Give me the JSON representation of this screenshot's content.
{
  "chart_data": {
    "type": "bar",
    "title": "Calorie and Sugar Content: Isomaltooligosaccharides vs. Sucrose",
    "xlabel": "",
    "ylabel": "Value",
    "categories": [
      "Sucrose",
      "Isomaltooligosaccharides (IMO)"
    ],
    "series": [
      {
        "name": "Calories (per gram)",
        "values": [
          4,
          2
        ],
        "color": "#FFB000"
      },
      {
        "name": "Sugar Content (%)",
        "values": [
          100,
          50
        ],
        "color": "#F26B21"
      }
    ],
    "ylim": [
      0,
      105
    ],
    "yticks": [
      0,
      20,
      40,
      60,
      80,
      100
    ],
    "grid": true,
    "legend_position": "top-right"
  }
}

STATED PROBLEM: Set down the entries verbatim, leaving none out.

OUTPUT:
Give me the JSON representation of this screenshot's content.
{
  "chart_data": {
    "type": "bar",
    "title": "Calorie and Sugar Content: Isomaltooligosaccharides vs. Sucrose",
    "xlabel": "",
    "ylabel": "Value",
    "categories": [
      "Sucrose",
      "Isomaltooligosaccharides (IMO)"
    ],
    "series": [
      {
        "name": "Calories (per gram)",
        "values": [
          4,
          2
        ],
        "color": "#FFB000"
      },
      {
        "name": "Sugar Content (%)",
        "values": [
          100,
          50
        ],
        "color": "#F26B21"
      }
    ],
    "ylim": [
      0,
      105
    ],
    "yticks": [
      0,
      20,
      40,
      60,
      80,
      100
    ],
    "grid": true,
    "legend_position": "top-right"
  }
}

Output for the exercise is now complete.